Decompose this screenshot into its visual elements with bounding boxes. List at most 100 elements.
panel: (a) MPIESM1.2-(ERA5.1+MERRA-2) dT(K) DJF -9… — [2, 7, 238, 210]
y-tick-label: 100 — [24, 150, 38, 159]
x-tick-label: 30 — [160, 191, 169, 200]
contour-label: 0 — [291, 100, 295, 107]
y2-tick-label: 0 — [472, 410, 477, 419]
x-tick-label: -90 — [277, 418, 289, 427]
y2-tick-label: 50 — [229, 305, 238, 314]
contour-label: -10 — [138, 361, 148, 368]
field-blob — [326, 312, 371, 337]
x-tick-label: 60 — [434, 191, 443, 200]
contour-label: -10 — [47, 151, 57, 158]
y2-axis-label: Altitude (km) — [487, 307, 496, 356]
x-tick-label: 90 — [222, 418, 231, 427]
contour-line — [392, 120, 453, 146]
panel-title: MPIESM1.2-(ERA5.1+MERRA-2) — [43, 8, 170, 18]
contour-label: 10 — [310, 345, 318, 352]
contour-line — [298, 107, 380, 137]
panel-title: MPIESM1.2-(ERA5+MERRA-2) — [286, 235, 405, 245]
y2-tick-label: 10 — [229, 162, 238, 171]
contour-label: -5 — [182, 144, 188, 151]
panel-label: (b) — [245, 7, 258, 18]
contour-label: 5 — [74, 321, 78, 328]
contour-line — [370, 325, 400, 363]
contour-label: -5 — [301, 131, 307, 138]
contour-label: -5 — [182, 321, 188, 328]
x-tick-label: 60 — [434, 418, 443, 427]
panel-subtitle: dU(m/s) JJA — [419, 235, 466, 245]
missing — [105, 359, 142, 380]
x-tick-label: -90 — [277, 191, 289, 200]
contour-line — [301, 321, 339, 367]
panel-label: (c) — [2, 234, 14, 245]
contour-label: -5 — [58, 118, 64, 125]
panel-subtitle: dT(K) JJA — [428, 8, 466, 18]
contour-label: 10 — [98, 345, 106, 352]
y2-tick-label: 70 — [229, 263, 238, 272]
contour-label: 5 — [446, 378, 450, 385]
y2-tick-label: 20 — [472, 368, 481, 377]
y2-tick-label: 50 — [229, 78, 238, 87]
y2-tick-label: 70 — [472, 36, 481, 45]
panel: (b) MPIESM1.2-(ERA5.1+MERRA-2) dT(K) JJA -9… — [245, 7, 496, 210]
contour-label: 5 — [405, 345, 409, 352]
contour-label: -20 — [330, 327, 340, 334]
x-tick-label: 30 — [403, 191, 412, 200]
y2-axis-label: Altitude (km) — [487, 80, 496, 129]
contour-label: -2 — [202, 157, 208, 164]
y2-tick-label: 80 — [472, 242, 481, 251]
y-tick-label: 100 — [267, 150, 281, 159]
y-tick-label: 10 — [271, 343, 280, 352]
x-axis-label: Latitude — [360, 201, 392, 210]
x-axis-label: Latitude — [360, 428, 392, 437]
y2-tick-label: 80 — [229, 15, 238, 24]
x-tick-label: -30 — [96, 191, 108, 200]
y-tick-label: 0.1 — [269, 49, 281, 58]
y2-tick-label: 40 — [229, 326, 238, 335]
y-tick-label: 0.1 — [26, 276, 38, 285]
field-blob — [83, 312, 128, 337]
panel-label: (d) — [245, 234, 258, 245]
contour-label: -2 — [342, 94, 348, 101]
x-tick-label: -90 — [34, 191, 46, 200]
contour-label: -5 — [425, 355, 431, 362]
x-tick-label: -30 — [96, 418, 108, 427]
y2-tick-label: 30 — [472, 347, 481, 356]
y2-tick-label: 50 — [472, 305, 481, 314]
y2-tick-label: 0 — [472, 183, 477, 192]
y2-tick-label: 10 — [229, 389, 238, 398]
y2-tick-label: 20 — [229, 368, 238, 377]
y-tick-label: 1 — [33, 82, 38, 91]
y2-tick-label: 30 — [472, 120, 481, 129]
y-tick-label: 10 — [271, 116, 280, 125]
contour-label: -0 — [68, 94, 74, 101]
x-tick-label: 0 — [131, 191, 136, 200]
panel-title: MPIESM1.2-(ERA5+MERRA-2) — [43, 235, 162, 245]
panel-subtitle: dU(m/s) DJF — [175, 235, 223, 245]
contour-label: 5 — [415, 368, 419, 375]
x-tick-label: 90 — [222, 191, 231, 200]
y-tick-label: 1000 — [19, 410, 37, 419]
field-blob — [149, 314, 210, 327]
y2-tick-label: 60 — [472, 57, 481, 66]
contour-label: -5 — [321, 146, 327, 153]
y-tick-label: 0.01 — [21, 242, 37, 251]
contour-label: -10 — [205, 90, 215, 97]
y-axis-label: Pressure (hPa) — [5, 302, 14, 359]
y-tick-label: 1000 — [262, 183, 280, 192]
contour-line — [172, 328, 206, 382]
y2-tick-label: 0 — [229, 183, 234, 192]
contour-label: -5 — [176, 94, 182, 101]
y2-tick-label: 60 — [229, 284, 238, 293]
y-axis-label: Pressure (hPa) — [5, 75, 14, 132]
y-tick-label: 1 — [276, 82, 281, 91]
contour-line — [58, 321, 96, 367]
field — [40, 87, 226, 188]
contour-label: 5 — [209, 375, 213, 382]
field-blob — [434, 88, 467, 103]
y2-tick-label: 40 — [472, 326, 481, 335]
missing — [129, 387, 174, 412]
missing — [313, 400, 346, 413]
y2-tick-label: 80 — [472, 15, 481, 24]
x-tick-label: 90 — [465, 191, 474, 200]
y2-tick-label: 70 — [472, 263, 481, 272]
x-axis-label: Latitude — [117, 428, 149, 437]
# # # #
The request: Reproduce the record above word for word, keeping every line in its original order.

The response:
Decompose this screenshot into its visual elements with bounding boxes. List at most 100 elements.
panel: (a) MPIESM1.2-(ERA5.1+MERRA-2) dT(K) DJF -9… — [2, 7, 238, 210]
y-tick-label: 100 — [24, 150, 38, 159]
x-tick-label: 30 — [160, 191, 169, 200]
contour-label: 0 — [291, 100, 295, 107]
y2-tick-label: 0 — [472, 410, 477, 419]
x-tick-label: -90 — [277, 418, 289, 427]
y2-tick-label: 50 — [229, 305, 238, 314]
contour-label: -10 — [138, 361, 148, 368]
field-blob — [326, 312, 371, 337]
x-tick-label: 60 — [434, 191, 443, 200]
contour-label: -10 — [47, 151, 57, 158]
y2-axis-label: Altitude (km) — [487, 307, 496, 356]
x-tick-label: 90 — [222, 418, 231, 427]
contour-line — [392, 120, 453, 146]
panel-title: MPIESM1.2-(ERA5.1+MERRA-2) — [43, 8, 170, 18]
contour-label: 10 — [310, 345, 318, 352]
contour-line — [298, 107, 380, 137]
panel-title: MPIESM1.2-(ERA5+MERRA-2) — [286, 235, 405, 245]
y2-tick-label: 10 — [229, 162, 238, 171]
contour-label: -5 — [182, 144, 188, 151]
panel-label: (b) — [245, 7, 258, 18]
contour-label: 5 — [74, 321, 78, 328]
contour-line — [370, 325, 400, 363]
contour-label: -5 — [301, 131, 307, 138]
contour-label: -5 — [182, 321, 188, 328]
x-tick-label: 60 — [434, 418, 443, 427]
panel-subtitle: dU(m/s) JJA — [419, 235, 466, 245]
missing — [105, 359, 142, 380]
x-tick-label: -90 — [277, 191, 289, 200]
contour-line — [301, 321, 339, 367]
panel-label: (c) — [2, 234, 14, 245]
contour-label: -5 — [58, 118, 64, 125]
panel-subtitle: dT(K) JJA — [428, 8, 466, 18]
contour-label: 10 — [98, 345, 106, 352]
y2-tick-label: 70 — [229, 263, 238, 272]
contour-label: 5 — [446, 378, 450, 385]
y2-tick-label: 20 — [472, 368, 481, 377]
y2-tick-label: 50 — [229, 78, 238, 87]
y2-tick-label: 70 — [472, 36, 481, 45]
panel: (b) MPIESM1.2-(ERA5.1+MERRA-2) dT(K) JJA -9… — [245, 7, 496, 210]
contour-label: 5 — [405, 345, 409, 352]
contour-label: -20 — [330, 327, 340, 334]
x-tick-label: 30 — [403, 191, 412, 200]
y2-axis-label: Altitude (km) — [487, 80, 496, 129]
contour-label: -2 — [202, 157, 208, 164]
y2-tick-label: 80 — [472, 242, 481, 251]
y-tick-label: 100 — [267, 150, 281, 159]
y-tick-label: 10 — [271, 343, 280, 352]
x-axis-label: Latitude — [360, 201, 392, 210]
x-axis-label: Latitude — [360, 428, 392, 437]
y2-tick-label: 80 — [229, 15, 238, 24]
x-tick-label: -30 — [96, 191, 108, 200]
y-tick-label: 0.1 — [269, 49, 281, 58]
y2-tick-label: 40 — [229, 326, 238, 335]
y-tick-label: 0.1 — [26, 276, 38, 285]
field-blob — [83, 312, 128, 337]
panel-label: (d) — [245, 234, 258, 245]
contour-label: -2 — [342, 94, 348, 101]
x-tick-label: -90 — [34, 191, 46, 200]
contour-label: -5 — [425, 355, 431, 362]
x-tick-label: -30 — [96, 418, 108, 427]
y2-tick-label: 30 — [472, 347, 481, 356]
y2-tick-label: 50 — [472, 305, 481, 314]
y2-tick-label: 0 — [472, 183, 477, 192]
y2-tick-label: 10 — [229, 389, 238, 398]
y2-tick-label: 20 — [229, 368, 238, 377]
y-tick-label: 1 — [33, 82, 38, 91]
y2-tick-label: 30 — [472, 120, 481, 129]
y-tick-label: 10 — [271, 116, 280, 125]
contour-label: -0 — [68, 94, 74, 101]
x-tick-label: 0 — [131, 191, 136, 200]
panel-title: MPIESM1.2-(ERA5+MERRA-2) — [43, 235, 162, 245]
panel-subtitle: dU(m/s) DJF — [175, 235, 223, 245]
contour-label: 5 — [415, 368, 419, 375]
x-tick-label: 90 — [222, 191, 231, 200]
y-tick-label: 1000 — [19, 410, 37, 419]
field-blob — [149, 314, 210, 327]
y2-tick-label: 60 — [472, 57, 481, 66]
contour-label: -5 — [321, 146, 327, 153]
y-tick-label: 0.01 — [21, 242, 37, 251]
contour-label: -10 — [205, 90, 215, 97]
y-axis-label: Pressure (hPa) — [5, 302, 14, 359]
y-tick-label: 1000 — [262, 183, 280, 192]
contour-line — [172, 328, 206, 382]
y2-tick-label: 0 — [229, 183, 234, 192]
contour-label: -5 — [176, 94, 182, 101]
y2-tick-label: 60 — [229, 284, 238, 293]
y-axis-label: Pressure (hPa) — [5, 75, 14, 132]
y-tick-label: 1 — [276, 82, 281, 91]
contour-line — [58, 321, 96, 367]
field — [40, 87, 226, 188]
contour-label: 5 — [209, 375, 213, 382]
field-blob — [434, 88, 467, 103]
y2-tick-label: 40 — [472, 326, 481, 335]
missing — [129, 387, 174, 412]
missing — [313, 400, 346, 413]
y2-tick-label: 80 — [472, 15, 481, 24]
x-tick-label: 90 — [465, 191, 474, 200]
y2-tick-label: 70 — [472, 263, 481, 272]
x-axis-label: Latitude — [117, 428, 149, 437]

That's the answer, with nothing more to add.